[Records from a dataset]
───

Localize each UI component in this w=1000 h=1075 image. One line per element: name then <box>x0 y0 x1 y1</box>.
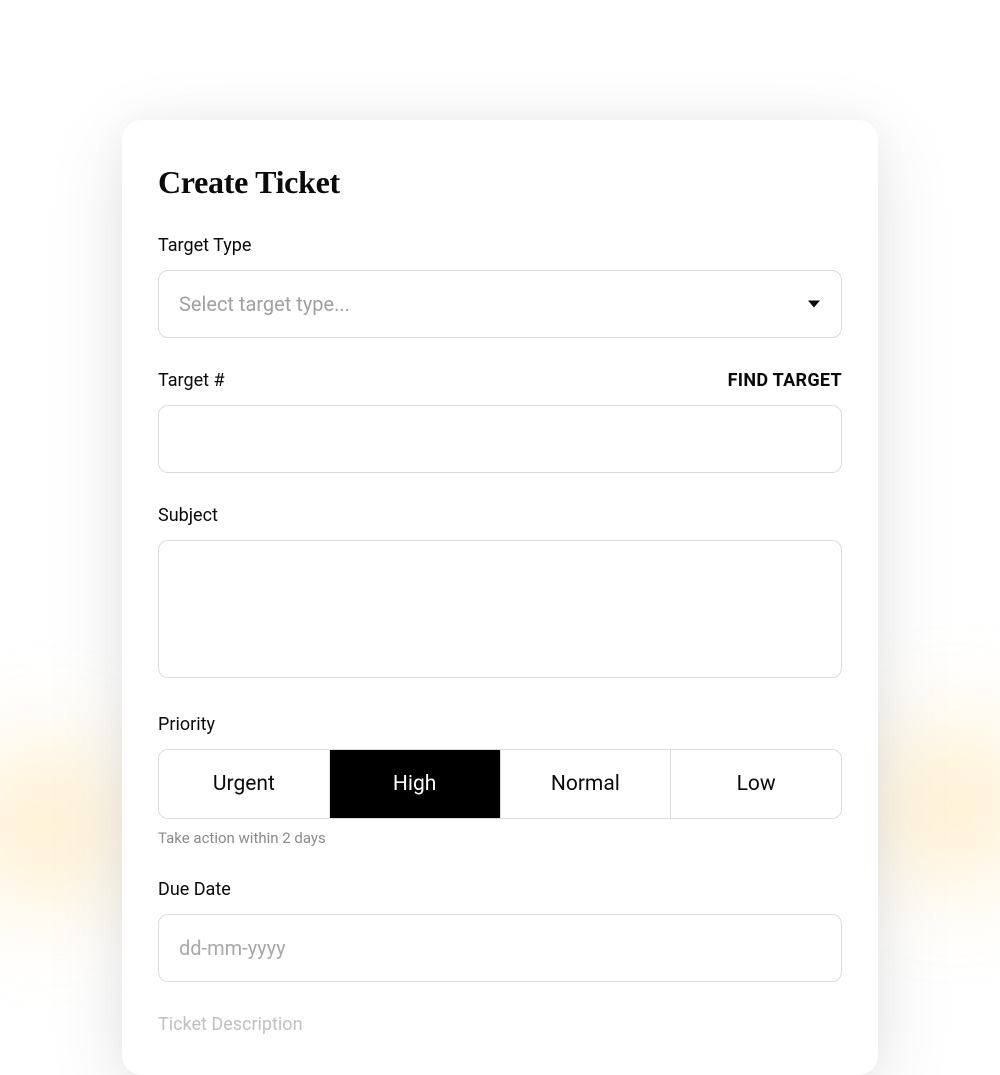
target-type-label: Target Type <box>158 235 251 256</box>
priority-option-normal[interactable]: Normal <box>501 750 672 818</box>
field-priority: Priority Urgent High Normal Low Take act… <box>158 714 842 847</box>
priority-option-urgent[interactable]: Urgent <box>159 750 330 818</box>
due-date-label: Due Date <box>158 879 231 900</box>
ticket-description-label: Ticket Description <box>158 1014 842 1035</box>
subject-label: Subject <box>158 505 218 526</box>
field-target-number: Target # FIND TARGET <box>158 370 842 473</box>
find-target-button[interactable]: FIND TARGET <box>728 370 842 391</box>
subject-input[interactable] <box>158 540 842 678</box>
field-due-date: Due Date dd-mm-yyyy <box>158 879 842 982</box>
target-number-label: Target # <box>158 370 225 391</box>
field-subject: Subject <box>158 505 842 682</box>
priority-label: Priority <box>158 714 215 735</box>
priority-option-high[interactable]: High <box>330 750 501 818</box>
page-title: Create Ticket <box>158 164 842 201</box>
priority-option-low[interactable]: Low <box>671 750 841 818</box>
due-date-input[interactable]: dd-mm-yyyy <box>158 914 842 982</box>
target-type-select[interactable]: Select target type... <box>158 270 842 338</box>
field-target-type: Target Type Select target type... <box>158 235 842 338</box>
priority-helper-text: Take action within 2 days <box>158 829 842 847</box>
priority-group: Urgent High Normal Low <box>158 749 842 819</box>
target-number-input[interactable] <box>158 405 842 473</box>
create-ticket-card: Create Ticket Target Type Select target … <box>122 120 878 1075</box>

───

[YOUR TASK]
Recast every line of the records above as a JSON list of strings, one string per line, omitting blank lines. Leave the picture lines out.

[TASK RESULT]
[
  "Localize each UI component in this w=1000 h=1075 image. One line per element: name then <box>x0 y0 x1 y1</box>.",
  "target-type-label: Target Type <box>158 235 251 256</box>",
  "priority-option-normal[interactable]: Normal <box>501 750 672 818</box>",
  "field-priority: Priority Urgent High Normal Low Take act… <box>158 714 842 847</box>",
  "priority-option-urgent[interactable]: Urgent <box>159 750 330 818</box>",
  "due-date-label: Due Date <box>158 879 231 900</box>",
  "ticket-description-label: Ticket Description <box>158 1014 842 1035</box>",
  "subject-label: Subject <box>158 505 218 526</box>",
  "field-target-number: Target # FIND TARGET <box>158 370 842 473</box>",
  "find-target-button[interactable]: FIND TARGET <box>728 370 842 391</box>",
  "subject-input[interactable] <box>158 540 842 678</box>",
  "field-due-date: Due Date dd-mm-yyyy <box>158 879 842 982</box>",
  "target-number-label: Target # <box>158 370 225 391</box>",
  "field-subject: Subject <box>158 505 842 682</box>",
  "priority-label: Priority <box>158 714 215 735</box>",
  "priority-option-high[interactable]: High <box>330 750 501 818</box>",
  "page-title: Create Ticket <box>158 164 842 201</box>",
  "priority-option-low[interactable]: Low <box>671 750 841 818</box>",
  "due-date-input[interactable]: dd-mm-yyyy <box>158 914 842 982</box>",
  "target-type-select[interactable]: Select target type... <box>158 270 842 338</box>",
  "field-target-type: Target Type Select target type... <box>158 235 842 338</box>",
  "priority-helper-text: Take action within 2 days <box>158 829 842 847</box>",
  "priority-group: Urgent High Normal Low <box>158 749 842 819</box>",
  "target-number-input[interactable] <box>158 405 842 473</box>",
  "create-ticket-card: Create Ticket Target Type Select target … <box>122 120 878 1075</box>"
]